Saved entries:
/---
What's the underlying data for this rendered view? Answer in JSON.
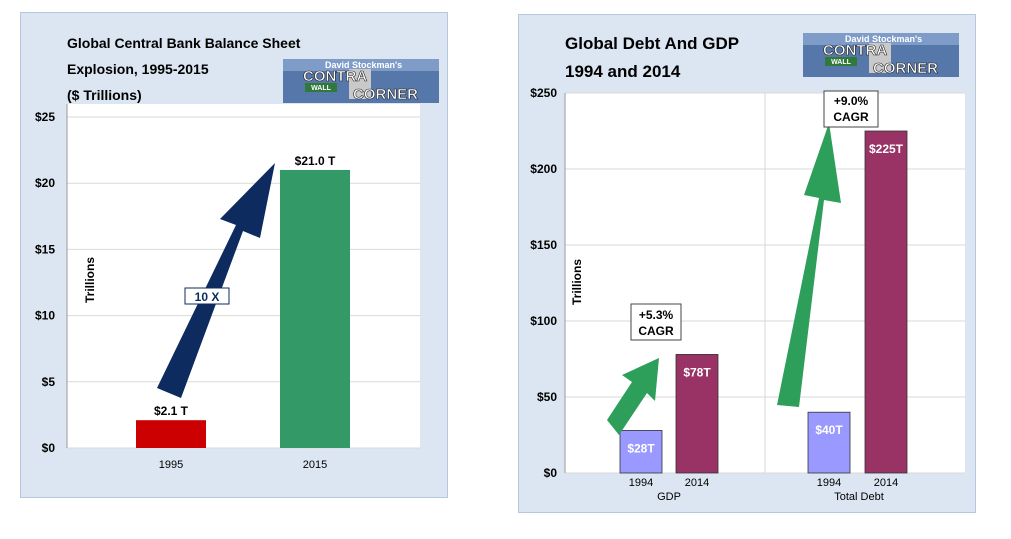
{
  "chart_data": [
    {
      "type": "bar",
      "title": "Global Central Bank Balance Sheet\nExplosion, 1995-2015\n($ Trillions)",
      "ylabel": "Trillions",
      "categories": [
        "1995",
        "2015"
      ],
      "values": [
        2.1,
        21.0
      ],
      "data_labels": [
        "$2.1 T",
        "$21.0 T"
      ],
      "ylim": [
        0,
        25
      ],
      "yticks": [
        0,
        5,
        10,
        15,
        20,
        25
      ],
      "ytick_labels": [
        "$0",
        "$5",
        "$10",
        "$15",
        "$20",
        "$25"
      ],
      "colors": [
        "#cc0000",
        "#339966"
      ],
      "grid": true,
      "annotations": [
        {
          "text": "10 X",
          "kind": "arrow",
          "color": "#0d2b5e"
        }
      ]
    },
    {
      "type": "bar",
      "title": "Global Debt And GDP\n1994 and 2014",
      "ylabel": "Trillions",
      "groups": [
        {
          "name": "GDP",
          "categories": [
            "1994",
            "2014"
          ],
          "values": [
            28,
            78
          ],
          "data_labels": [
            "$28T",
            "$78T"
          ]
        },
        {
          "name": "Total Debt",
          "categories": [
            "1994",
            "2014"
          ],
          "values": [
            40,
            225
          ],
          "data_labels": [
            "$40T",
            "$225T"
          ]
        }
      ],
      "ylim": [
        0,
        250
      ],
      "yticks": [
        0,
        50,
        100,
        150,
        200,
        250
      ],
      "ytick_labels": [
        "$0",
        "$50",
        "$100",
        "$150",
        "$200",
        "$250"
      ],
      "colors": {
        "1994": "#9999ff",
        "2014": "#993366"
      },
      "grid": true,
      "annotations": [
        {
          "text": "+5.3%\nCAGR",
          "kind": "arrow",
          "group": "GDP",
          "color": "#2e9e5b"
        },
        {
          "text": "+9.0%\nCAGR",
          "kind": "arrow",
          "group": "Total Debt",
          "color": "#2e9e5b"
        }
      ]
    }
  ],
  "logo": {
    "line1": "David Stockman's",
    "line2": "CONTRA",
    "line3": "CORNER",
    "sign": "WALL"
  }
}
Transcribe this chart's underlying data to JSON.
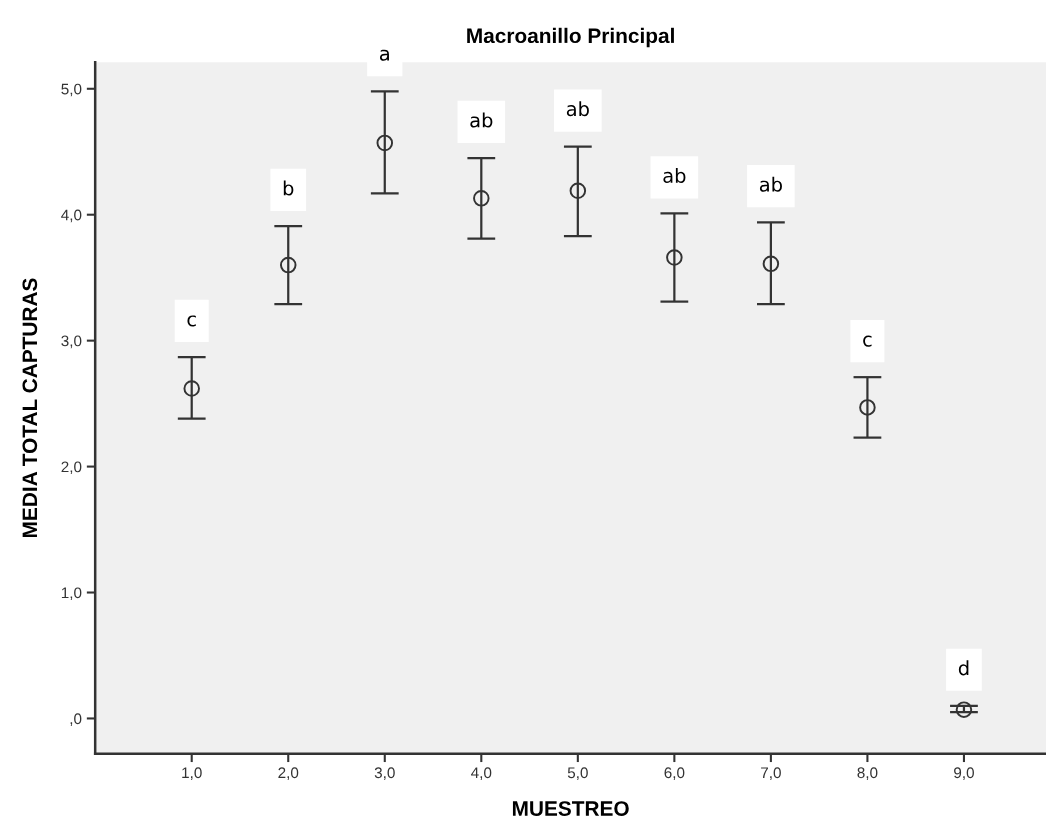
{
  "chart_data": {
    "type": "scatter",
    "title": "Macroanillo Principal",
    "xlabel": "MUESTREO",
    "ylabel": "MEDIA TOTAL CAPTURAS",
    "x": [
      1,
      2,
      3,
      4,
      5,
      6,
      7,
      8,
      9
    ],
    "values": [
      2.62,
      3.6,
      4.57,
      4.13,
      4.19,
      3.66,
      3.61,
      2.47,
      0.07
    ],
    "errors": [
      [
        2.38,
        2.87
      ],
      [
        3.29,
        3.91
      ],
      [
        4.17,
        4.98
      ],
      [
        3.81,
        4.45
      ],
      [
        3.83,
        4.54
      ],
      [
        3.31,
        4.01
      ],
      [
        3.29,
        3.94
      ],
      [
        2.23,
        2.71
      ],
      [
        0.05,
        0.1
      ]
    ],
    "color": "#333333",
    "marker": "circle",
    "xlim": [
      0.0,
      9.85
    ],
    "ylim": [
      -0.28,
      5.21
    ],
    "xticks": [
      {
        "value": 1,
        "label": "1,0"
      },
      {
        "value": 2,
        "label": "2,0"
      },
      {
        "value": 3,
        "label": "3,0"
      },
      {
        "value": 4,
        "label": "4,0"
      },
      {
        "value": 5,
        "label": "5,0"
      },
      {
        "value": 6,
        "label": "6,0"
      },
      {
        "value": 7,
        "label": "7,0"
      },
      {
        "value": 8,
        "label": "8,0"
      },
      {
        "value": 9,
        "label": "9,0"
      }
    ],
    "yticks": [
      {
        "value": 0,
        "label": ",0"
      },
      {
        "value": 1,
        "label": "1,0"
      },
      {
        "value": 2,
        "label": "2,0"
      },
      {
        "value": 3,
        "label": "3,0"
      },
      {
        "value": 4,
        "label": "4,0"
      },
      {
        "value": 5,
        "label": "5,0"
      }
    ],
    "grid": false,
    "annotations": [
      "c",
      "b",
      "a",
      "ab",
      "ab",
      "ab",
      "ab",
      "c",
      "d"
    ]
  }
}
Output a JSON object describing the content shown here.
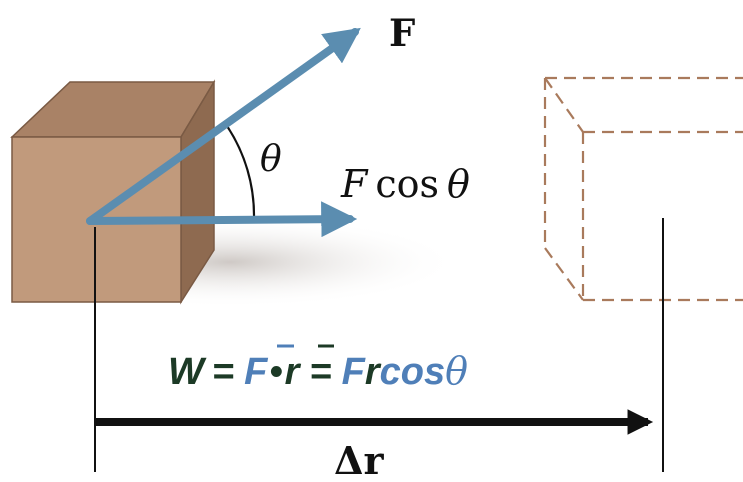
{
  "labels": {
    "force": "F",
    "theta": "θ",
    "component_F": "F",
    "component_cos": "cos",
    "component_theta": "θ",
    "displacement_delta": "Δ",
    "displacement_r": "r"
  },
  "formula": {
    "W": "W",
    "eq1": "=",
    "F_vec": "F",
    "dot": "•",
    "r_vec": "r",
    "eq2": "=",
    "F": "F",
    "r": "r",
    "cos": "cos",
    "theta": "θ"
  },
  "colors": {
    "arrow": "#5b8db0",
    "box_front": "#c19a7c",
    "box_top": "#a98266",
    "box_side": "#8e6a50",
    "box_edge": "#7a5a44",
    "ghost": "#a97a5c",
    "formula_dark": "#1c3a26",
    "formula_blue": "#4f7fb8",
    "line": "#111111"
  }
}
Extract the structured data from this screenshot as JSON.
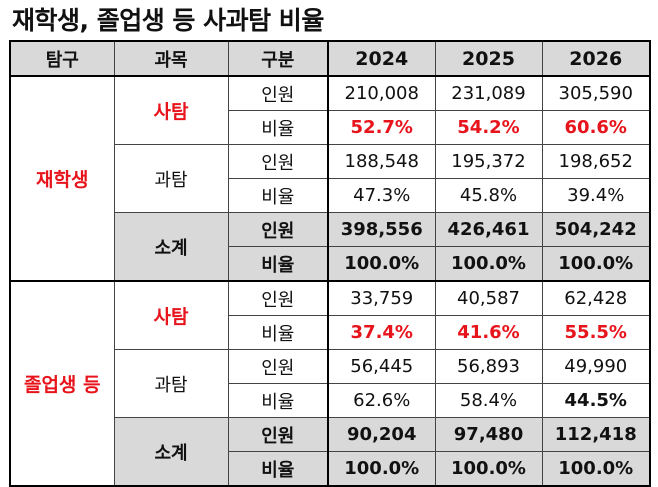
{
  "title": "재학생, 졸업생 등 사과탐 비율",
  "headers": [
    "탐구",
    "과목",
    "구분",
    "2024",
    "2025",
    "2026"
  ],
  "groups": [
    {
      "name": "재학생",
      "subjects": [
        {
          "name": "사탐",
          "rows": [
            {
              "label": "인원",
              "values": [
                "210,008",
                "231,089",
                "305,590"
              ]
            },
            {
              "label": "비율",
              "values": [
                "52.7%",
                "54.2%",
                "60.6%"
              ]
            }
          ]
        },
        {
          "name": "과탐",
          "rows": [
            {
              "label": "인원",
              "values": [
                "188,548",
                "195,372",
                "198,652"
              ]
            },
            {
              "label": "비율",
              "values": [
                "47.3%",
                "45.8%",
                "39.4%"
              ]
            }
          ]
        },
        {
          "name": "소계",
          "rows": [
            {
              "label": "인원",
              "values": [
                "398,556",
                "426,461",
                "504,242"
              ]
            },
            {
              "label": "비율",
              "values": [
                "100.0%",
                "100.0%",
                "100.0%"
              ]
            }
          ]
        }
      ]
    },
    {
      "name": "졸업생 등",
      "subjects": [
        {
          "name": "사탐",
          "rows": [
            {
              "label": "인원",
              "values": [
                "33,759",
                "40,587",
                "62,428"
              ]
            },
            {
              "label": "비율",
              "values": [
                "37.4%",
                "41.6%",
                "55.5%"
              ]
            }
          ]
        },
        {
          "name": "과탐",
          "rows": [
            {
              "label": "인원",
              "values": [
                "56,445",
                "56,893",
                "49,990"
              ]
            },
            {
              "label": "비율",
              "values": [
                "62.6%",
                "58.4%",
                "44.5%"
              ]
            }
          ]
        },
        {
          "name": "소계",
          "rows": [
            {
              "label": "인원",
              "values": [
                "90,204",
                "97,480",
                "112,418"
              ]
            },
            {
              "label": "비율",
              "values": [
                "100.0%",
                "100.0%",
                "100.0%"
              ]
            }
          ]
        }
      ]
    }
  ],
  "colors": {
    "highlight": "#e8141c",
    "header_bg": "#d9d9d9"
  }
}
\---
## [YOUR OBJECTIVE]
Copy every record above exactly, leaving out the pictures.

## [EXERCISE OUTPUT]
What's the underlying data for this rendered view? Answer in JSON.
{
  "chart_data": [
    {
      "type": "bar",
      "title": "Global Central Bank Balance Sheet\nExplosion, 1995-2015\n($ Trillions)",
      "ylabel": "Trillions",
      "categories": [
        "1995",
        "2015"
      ],
      "values": [
        2.1,
        21.0
      ],
      "data_labels": [
        "$2.1 T",
        "$21.0 T"
      ],
      "ylim": [
        0,
        25
      ],
      "yticks": [
        0,
        5,
        10,
        15,
        20,
        25
      ],
      "ytick_labels": [
        "$0",
        "$5",
        "$10",
        "$15",
        "$20",
        "$25"
      ],
      "colors": [
        "#cc0000",
        "#339966"
      ],
      "grid": true,
      "annotations": [
        {
          "text": "10 X",
          "kind": "arrow",
          "color": "#0d2b5e"
        }
      ]
    },
    {
      "type": "bar",
      "title": "Global Debt And GDP\n1994 and 2014",
      "ylabel": "Trillions",
      "groups": [
        {
          "name": "GDP",
          "categories": [
            "1994",
            "2014"
          ],
          "values": [
            28,
            78
          ],
          "data_labels": [
            "$28T",
            "$78T"
          ]
        },
        {
          "name": "Total Debt",
          "categories": [
            "1994",
            "2014"
          ],
          "values": [
            40,
            225
          ],
          "data_labels": [
            "$40T",
            "$225T"
          ]
        }
      ],
      "ylim": [
        0,
        250
      ],
      "yticks": [
        0,
        50,
        100,
        150,
        200,
        250
      ],
      "ytick_labels": [
        "$0",
        "$50",
        "$100",
        "$150",
        "$200",
        "$250"
      ],
      "colors": {
        "1994": "#9999ff",
        "2014": "#993366"
      },
      "grid": true,
      "annotations": [
        {
          "text": "+5.3%\nCAGR",
          "kind": "arrow",
          "group": "GDP",
          "color": "#2e9e5b"
        },
        {
          "text": "+9.0%\nCAGR",
          "kind": "arrow",
          "group": "Total Debt",
          "color": "#2e9e5b"
        }
      ]
    }
  ],
  "logo": {
    "line1": "David Stockman's",
    "line2": "CONTRA",
    "line3": "CORNER",
    "sign": "WALL"
  }
}
Transcribe this chart's underlying data to JSON.
{
  "chart_data": {
    "type": "scatter",
    "title": "Macroanillo Principal",
    "xlabel": "MUESTREO",
    "ylabel": "MEDIA TOTAL CAPTURAS",
    "x": [
      1,
      2,
      3,
      4,
      5,
      6,
      7,
      8,
      9
    ],
    "values": [
      2.62,
      3.6,
      4.57,
      4.13,
      4.19,
      3.66,
      3.61,
      2.47,
      0.07
    ],
    "errors": [
      [
        2.38,
        2.87
      ],
      [
        3.29,
        3.91
      ],
      [
        4.17,
        4.98
      ],
      [
        3.81,
        4.45
      ],
      [
        3.83,
        4.54
      ],
      [
        3.31,
        4.01
      ],
      [
        3.29,
        3.94
      ],
      [
        2.23,
        2.71
      ],
      [
        0.05,
        0.1
      ]
    ],
    "color": "#333333",
    "marker": "circle",
    "xlim": [
      0.0,
      9.85
    ],
    "ylim": [
      -0.28,
      5.21
    ],
    "xticks": [
      {
        "value": 1,
        "label": "1,0"
      },
      {
        "value": 2,
        "label": "2,0"
      },
      {
        "value": 3,
        "label": "3,0"
      },
      {
        "value": 4,
        "label": "4,0"
      },
      {
        "value": 5,
        "label": "5,0"
      },
      {
        "value": 6,
        "label": "6,0"
      },
      {
        "value": 7,
        "label": "7,0"
      },
      {
        "value": 8,
        "label": "8,0"
      },
      {
        "value": 9,
        "label": "9,0"
      }
    ],
    "yticks": [
      {
        "value": 0,
        "label": ",0"
      },
      {
        "value": 1,
        "label": "1,0"
      },
      {
        "value": 2,
        "label": "2,0"
      },
      {
        "value": 3,
        "label": "3,0"
      },
      {
        "value": 4,
        "label": "4,0"
      },
      {
        "value": 5,
        "label": "5,0"
      }
    ],
    "grid": false,
    "annotations": [
      "c",
      "b",
      "a",
      "ab",
      "ab",
      "ab",
      "ab",
      "c",
      "d"
    ]
  }
}
Output a JSON object describing the content shown here.
{
  "labels": {
    "force": "F",
    "theta": "θ",
    "component_F": "F",
    "component_cos": "cos",
    "component_theta": "θ",
    "displacement_delta": "Δ",
    "displacement_r": "r"
  },
  "formula": {
    "W": "W",
    "eq1": "=",
    "F_vec": "F",
    "dot": "•",
    "r_vec": "r",
    "eq2": "=",
    "F": "F",
    "r": "r",
    "cos": "cos",
    "theta": "θ"
  },
  "colors": {
    "arrow": "#5b8db0",
    "box_front": "#c19a7c",
    "box_top": "#a98266",
    "box_side": "#8e6a50",
    "box_edge": "#7a5a44",
    "ghost": "#a97a5c",
    "formula_dark": "#1c3a26",
    "formula_blue": "#4f7fb8",
    "line": "#111111"
  }
}
Extract the structured data from this screenshot as JSON.
{
  "title": "재학생, 졸업생 등 사과탐 비율",
  "headers": [
    "탐구",
    "과목",
    "구분",
    "2024",
    "2025",
    "2026"
  ],
  "groups": [
    {
      "name": "재학생",
      "subjects": [
        {
          "name": "사탐",
          "rows": [
            {
              "label": "인원",
              "values": [
                "210,008",
                "231,089",
                "305,590"
              ]
            },
            {
              "label": "비율",
              "values": [
                "52.7%",
                "54.2%",
                "60.6%"
              ]
            }
          ]
        },
        {
          "name": "과탐",
          "rows": [
            {
              "label": "인원",
              "values": [
                "188,548",
                "195,372",
                "198,652"
              ]
            },
            {
              "label": "비율",
              "values": [
                "47.3%",
                "45.8%",
                "39.4%"
              ]
            }
          ]
        },
        {
          "name": "소계",
          "rows": [
            {
              "label": "인원",
              "values": [
                "398,556",
                "426,461",
                "504,242"
              ]
            },
            {
              "label": "비율",
              "values": [
                "100.0%",
                "100.0%",
                "100.0%"
              ]
            }
          ]
        }
      ]
    },
    {
      "name": "졸업생 등",
      "subjects": [
        {
          "name": "사탐",
          "rows": [
            {
              "label": "인원",
              "values": [
                "33,759",
                "40,587",
                "62,428"
              ]
            },
            {
              "label": "비율",
              "values": [
                "37.4%",
                "41.6%",
                "55.5%"
              ]
            }
          ]
        },
        {
          "name": "과탐",
          "rows": [
            {
              "label": "인원",
              "values": [
                "56,445",
                "56,893",
                "49,990"
              ]
            },
            {
              "label": "비율",
              "values": [
                "62.6%",
                "58.4%",
                "44.5%"
              ]
            }
          ]
        },
        {
          "name": "소계",
          "rows": [
            {
              "label": "인원",
              "values": [
                "90,204",
                "97,480",
                "112,418"
              ]
            },
            {
              "label": "비율",
              "values": [
                "100.0%",
                "100.0%",
                "100.0%"
              ]
            }
          ]
        }
      ]
    }
  ],
  "colors": {
    "highlight": "#e8141c",
    "header_bg": "#d9d9d9"
  }
}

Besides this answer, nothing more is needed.